* [Problem details]:
Copy each line of the data below with the word "Commission".

* [Data lines]:
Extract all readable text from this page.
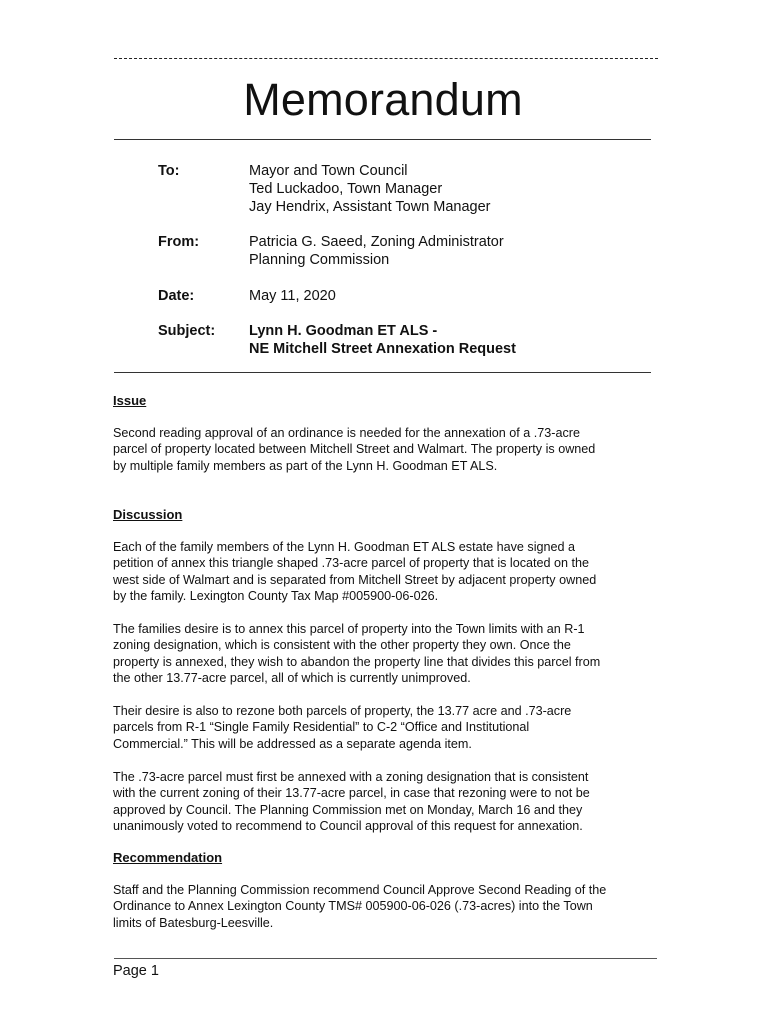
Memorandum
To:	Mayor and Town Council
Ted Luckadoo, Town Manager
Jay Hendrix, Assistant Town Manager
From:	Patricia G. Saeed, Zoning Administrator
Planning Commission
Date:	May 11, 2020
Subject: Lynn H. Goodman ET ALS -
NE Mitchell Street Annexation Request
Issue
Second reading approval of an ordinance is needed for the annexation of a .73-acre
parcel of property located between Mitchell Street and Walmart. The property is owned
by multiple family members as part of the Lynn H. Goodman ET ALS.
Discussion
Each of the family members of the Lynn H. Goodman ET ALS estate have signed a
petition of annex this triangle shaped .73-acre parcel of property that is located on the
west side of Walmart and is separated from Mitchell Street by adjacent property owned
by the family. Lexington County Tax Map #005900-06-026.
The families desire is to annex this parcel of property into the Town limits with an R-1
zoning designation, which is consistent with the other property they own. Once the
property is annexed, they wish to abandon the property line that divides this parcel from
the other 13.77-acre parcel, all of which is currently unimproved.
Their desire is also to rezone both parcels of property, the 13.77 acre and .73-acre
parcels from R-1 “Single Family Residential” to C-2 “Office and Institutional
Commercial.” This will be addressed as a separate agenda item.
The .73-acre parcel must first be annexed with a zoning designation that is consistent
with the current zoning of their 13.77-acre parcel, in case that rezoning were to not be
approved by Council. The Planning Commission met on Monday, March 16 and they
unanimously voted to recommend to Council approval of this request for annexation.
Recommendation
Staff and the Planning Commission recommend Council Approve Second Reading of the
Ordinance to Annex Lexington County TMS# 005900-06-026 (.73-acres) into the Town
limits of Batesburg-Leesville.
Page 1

* [Result of the task]:
Planning Commission
approved by Council. The Planning Commission met on Monday, March 16 and they
Staff and the Planning Commission recommend Council Approve Second Reading of the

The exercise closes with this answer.